>> Begin Extracted information

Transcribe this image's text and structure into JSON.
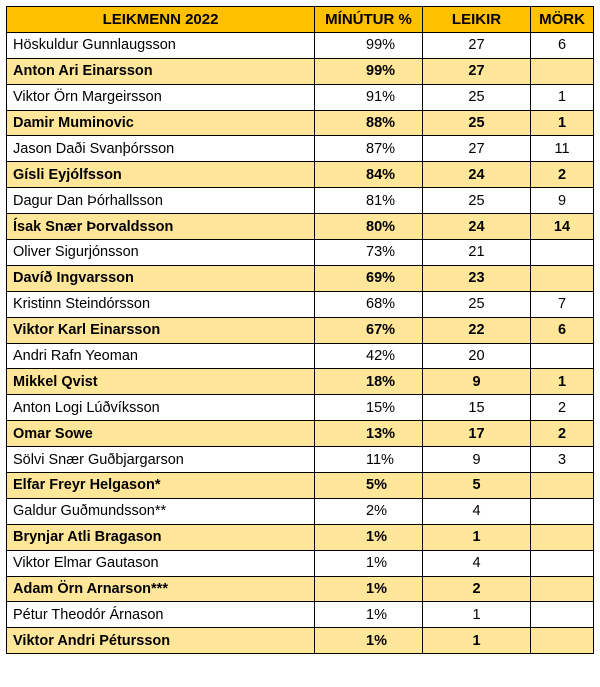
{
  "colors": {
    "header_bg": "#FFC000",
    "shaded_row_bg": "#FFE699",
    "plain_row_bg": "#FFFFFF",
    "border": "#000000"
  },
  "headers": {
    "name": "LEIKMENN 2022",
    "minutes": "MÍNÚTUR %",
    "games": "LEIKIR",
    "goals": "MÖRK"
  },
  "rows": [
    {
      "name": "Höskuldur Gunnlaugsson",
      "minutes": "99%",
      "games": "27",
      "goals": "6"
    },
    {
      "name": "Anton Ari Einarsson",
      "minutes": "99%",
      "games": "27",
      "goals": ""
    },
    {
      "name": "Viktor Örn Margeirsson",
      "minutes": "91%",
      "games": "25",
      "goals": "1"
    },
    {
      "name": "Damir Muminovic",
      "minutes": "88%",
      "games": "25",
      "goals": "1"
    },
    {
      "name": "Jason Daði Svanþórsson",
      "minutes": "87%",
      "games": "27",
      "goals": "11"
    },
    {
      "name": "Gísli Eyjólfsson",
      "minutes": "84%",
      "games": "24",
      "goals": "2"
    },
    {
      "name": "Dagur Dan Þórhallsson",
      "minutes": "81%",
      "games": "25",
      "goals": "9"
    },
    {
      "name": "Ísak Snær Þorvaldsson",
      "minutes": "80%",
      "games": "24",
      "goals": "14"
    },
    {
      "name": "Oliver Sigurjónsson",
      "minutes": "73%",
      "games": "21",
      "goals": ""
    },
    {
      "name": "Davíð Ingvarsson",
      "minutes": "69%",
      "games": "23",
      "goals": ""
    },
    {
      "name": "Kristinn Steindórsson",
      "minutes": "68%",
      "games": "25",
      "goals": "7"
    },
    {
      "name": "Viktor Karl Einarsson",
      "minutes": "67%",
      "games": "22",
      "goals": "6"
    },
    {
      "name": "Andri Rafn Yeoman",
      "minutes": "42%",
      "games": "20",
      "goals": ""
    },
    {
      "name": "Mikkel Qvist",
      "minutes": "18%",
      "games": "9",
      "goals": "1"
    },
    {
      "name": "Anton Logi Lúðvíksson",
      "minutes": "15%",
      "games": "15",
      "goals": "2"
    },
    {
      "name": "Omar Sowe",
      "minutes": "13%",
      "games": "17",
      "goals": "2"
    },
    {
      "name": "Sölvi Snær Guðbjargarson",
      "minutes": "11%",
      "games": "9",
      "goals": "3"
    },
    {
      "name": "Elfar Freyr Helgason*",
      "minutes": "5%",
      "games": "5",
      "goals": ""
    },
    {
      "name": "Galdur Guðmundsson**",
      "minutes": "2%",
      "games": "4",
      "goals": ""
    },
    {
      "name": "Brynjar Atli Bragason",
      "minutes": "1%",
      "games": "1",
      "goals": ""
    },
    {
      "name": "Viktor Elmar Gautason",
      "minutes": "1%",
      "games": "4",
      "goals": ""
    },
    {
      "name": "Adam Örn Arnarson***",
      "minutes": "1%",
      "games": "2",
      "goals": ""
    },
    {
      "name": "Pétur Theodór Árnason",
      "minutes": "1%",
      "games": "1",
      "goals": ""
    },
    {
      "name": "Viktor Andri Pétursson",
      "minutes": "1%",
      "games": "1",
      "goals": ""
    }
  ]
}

>> End Extracted information

§ What to produce: Transcribe the whole listing, character for character, but not its images.

§ Result of the task:
Transcribe this image's text and structure into JSON.
{
  "colors": {
    "header_bg": "#FFC000",
    "shaded_row_bg": "#FFE699",
    "plain_row_bg": "#FFFFFF",
    "border": "#000000"
  },
  "headers": {
    "name": "LEIKMENN 2022",
    "minutes": "MÍNÚTUR %",
    "games": "LEIKIR",
    "goals": "MÖRK"
  },
  "rows": [
    {
      "name": "Höskuldur Gunnlaugsson",
      "minutes": "99%",
      "games": "27",
      "goals": "6"
    },
    {
      "name": "Anton Ari Einarsson",
      "minutes": "99%",
      "games": "27",
      "goals": ""
    },
    {
      "name": "Viktor Örn Margeirsson",
      "minutes": "91%",
      "games": "25",
      "goals": "1"
    },
    {
      "name": "Damir Muminovic",
      "minutes": "88%",
      "games": "25",
      "goals": "1"
    },
    {
      "name": "Jason Daði Svanþórsson",
      "minutes": "87%",
      "games": "27",
      "goals": "11"
    },
    {
      "name": "Gísli Eyjólfsson",
      "minutes": "84%",
      "games": "24",
      "goals": "2"
    },
    {
      "name": "Dagur Dan Þórhallsson",
      "minutes": "81%",
      "games": "25",
      "goals": "9"
    },
    {
      "name": "Ísak Snær Þorvaldsson",
      "minutes": "80%",
      "games": "24",
      "goals": "14"
    },
    {
      "name": "Oliver Sigurjónsson",
      "minutes": "73%",
      "games": "21",
      "goals": ""
    },
    {
      "name": "Davíð Ingvarsson",
      "minutes": "69%",
      "games": "23",
      "goals": ""
    },
    {
      "name": "Kristinn Steindórsson",
      "minutes": "68%",
      "games": "25",
      "goals": "7"
    },
    {
      "name": "Viktor Karl Einarsson",
      "minutes": "67%",
      "games": "22",
      "goals": "6"
    },
    {
      "name": "Andri Rafn Yeoman",
      "minutes": "42%",
      "games": "20",
      "goals": ""
    },
    {
      "name": "Mikkel Qvist",
      "minutes": "18%",
      "games": "9",
      "goals": "1"
    },
    {
      "name": "Anton Logi Lúðvíksson",
      "minutes": "15%",
      "games": "15",
      "goals": "2"
    },
    {
      "name": "Omar Sowe",
      "minutes": "13%",
      "games": "17",
      "goals": "2"
    },
    {
      "name": "Sölvi Snær Guðbjargarson",
      "minutes": "11%",
      "games": "9",
      "goals": "3"
    },
    {
      "name": "Elfar Freyr Helgason*",
      "minutes": "5%",
      "games": "5",
      "goals": ""
    },
    {
      "name": "Galdur Guðmundsson**",
      "minutes": "2%",
      "games": "4",
      "goals": ""
    },
    {
      "name": "Brynjar Atli Bragason",
      "minutes": "1%",
      "games": "1",
      "goals": ""
    },
    {
      "name": "Viktor Elmar Gautason",
      "minutes": "1%",
      "games": "4",
      "goals": ""
    },
    {
      "name": "Adam Örn Arnarson***",
      "minutes": "1%",
      "games": "2",
      "goals": ""
    },
    {
      "name": "Pétur Theodór Árnason",
      "minutes": "1%",
      "games": "1",
      "goals": ""
    },
    {
      "name": "Viktor Andri Pétursson",
      "minutes": "1%",
      "games": "1",
      "goals": ""
    }
  ]
}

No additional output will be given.